▶ **REQUIRED WORK**: The entries below are to be transcribed in full, without their images.

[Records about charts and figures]
========================================================================
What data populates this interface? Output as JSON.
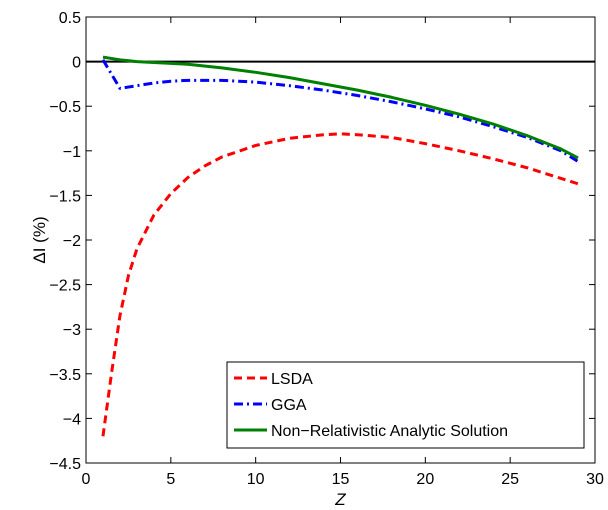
{
  "chart_data": {
    "type": "line",
    "xlabel": "Z",
    "ylabel": "ΔI (%)",
    "xlim": [
      0,
      30
    ],
    "ylim": [
      -4.5,
      0.5
    ],
    "xticks": [
      0,
      5,
      10,
      15,
      20,
      25,
      30
    ],
    "yticks": [
      0.5,
      0,
      -0.5,
      -1,
      -1.5,
      -2,
      -2.5,
      -3,
      -3.5,
      -4,
      -4.5
    ],
    "ytick_labels": [
      "0.5",
      "0",
      "−0.5",
      "−1",
      "−1.5",
      "−2",
      "−2.5",
      "−3",
      "−3.5",
      "−4",
      "−4.5"
    ],
    "grid": false,
    "legend_position": "bottom-right",
    "reference_line": {
      "y": 0,
      "color": "#000000"
    },
    "series": [
      {
        "name": "LSDA",
        "color": "#ff0000",
        "style": "dashed",
        "x": [
          1,
          1.5,
          2,
          2.5,
          3,
          4,
          5,
          6,
          7,
          8,
          10,
          12,
          14,
          15,
          16,
          18,
          20,
          22,
          24,
          26,
          28,
          29
        ],
        "y": [
          -4.2,
          -3.5,
          -2.85,
          -2.4,
          -2.1,
          -1.72,
          -1.48,
          -1.3,
          -1.17,
          -1.07,
          -0.94,
          -0.86,
          -0.82,
          -0.81,
          -0.82,
          -0.85,
          -0.92,
          -1.0,
          -1.09,
          -1.19,
          -1.31,
          -1.37
        ]
      },
      {
        "name": "GGA",
        "color": "#0000ff",
        "style": "dashdot",
        "x": [
          1,
          2,
          3,
          4,
          5,
          6,
          7,
          8,
          10,
          12,
          14,
          16,
          18,
          20,
          22,
          24,
          26,
          28,
          29
        ],
        "y": [
          0.02,
          -0.3,
          -0.27,
          -0.24,
          -0.22,
          -0.21,
          -0.21,
          -0.21,
          -0.23,
          -0.27,
          -0.32,
          -0.38,
          -0.45,
          -0.53,
          -0.62,
          -0.73,
          -0.85,
          -1.0,
          -1.12
        ]
      },
      {
        "name": "Non−Relativistic Analytic Solution",
        "color": "#008000",
        "style": "solid",
        "x": [
          1,
          2,
          3,
          4,
          5,
          6,
          8,
          10,
          12,
          14,
          16,
          18,
          20,
          22,
          24,
          26,
          28,
          29
        ],
        "y": [
          0.05,
          0.02,
          0.0,
          -0.01,
          -0.02,
          -0.03,
          -0.07,
          -0.12,
          -0.18,
          -0.25,
          -0.32,
          -0.4,
          -0.49,
          -0.59,
          -0.7,
          -0.83,
          -0.98,
          -1.08
        ]
      }
    ]
  }
}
========================================================================
▶ **CORRECT OUTPUT**:
What data populates this interface? Output as JSON.
{
  "chart_data": {
    "type": "line",
    "xlabel": "Z",
    "ylabel": "ΔI (%)",
    "xlim": [
      0,
      30
    ],
    "ylim": [
      -4.5,
      0.5
    ],
    "xticks": [
      0,
      5,
      10,
      15,
      20,
      25,
      30
    ],
    "yticks": [
      0.5,
      0,
      -0.5,
      -1,
      -1.5,
      -2,
      -2.5,
      -3,
      -3.5,
      -4,
      -4.5
    ],
    "ytick_labels": [
      "0.5",
      "0",
      "−0.5",
      "−1",
      "−1.5",
      "−2",
      "−2.5",
      "−3",
      "−3.5",
      "−4",
      "−4.5"
    ],
    "grid": false,
    "legend_position": "bottom-right",
    "reference_line": {
      "y": 0,
      "color": "#000000"
    },
    "series": [
      {
        "name": "LSDA",
        "color": "#ff0000",
        "style": "dashed",
        "x": [
          1,
          1.5,
          2,
          2.5,
          3,
          4,
          5,
          6,
          7,
          8,
          10,
          12,
          14,
          15,
          16,
          18,
          20,
          22,
          24,
          26,
          28,
          29
        ],
        "y": [
          -4.2,
          -3.5,
          -2.85,
          -2.4,
          -2.1,
          -1.72,
          -1.48,
          -1.3,
          -1.17,
          -1.07,
          -0.94,
          -0.86,
          -0.82,
          -0.81,
          -0.82,
          -0.85,
          -0.92,
          -1.0,
          -1.09,
          -1.19,
          -1.31,
          -1.37
        ]
      },
      {
        "name": "GGA",
        "color": "#0000ff",
        "style": "dashdot",
        "x": [
          1,
          2,
          3,
          4,
          5,
          6,
          7,
          8,
          10,
          12,
          14,
          16,
          18,
          20,
          22,
          24,
          26,
          28,
          29
        ],
        "y": [
          0.02,
          -0.3,
          -0.27,
          -0.24,
          -0.22,
          -0.21,
          -0.21,
          -0.21,
          -0.23,
          -0.27,
          -0.32,
          -0.38,
          -0.45,
          -0.53,
          -0.62,
          -0.73,
          -0.85,
          -1.0,
          -1.12
        ]
      },
      {
        "name": "Non−Relativistic Analytic Solution",
        "color": "#008000",
        "style": "solid",
        "x": [
          1,
          2,
          3,
          4,
          5,
          6,
          8,
          10,
          12,
          14,
          16,
          18,
          20,
          22,
          24,
          26,
          28,
          29
        ],
        "y": [
          0.05,
          0.02,
          0.0,
          -0.01,
          -0.02,
          -0.03,
          -0.07,
          -0.12,
          -0.18,
          -0.25,
          -0.32,
          -0.4,
          -0.49,
          -0.59,
          -0.7,
          -0.83,
          -0.98,
          -1.08
        ]
      }
    ]
  }
}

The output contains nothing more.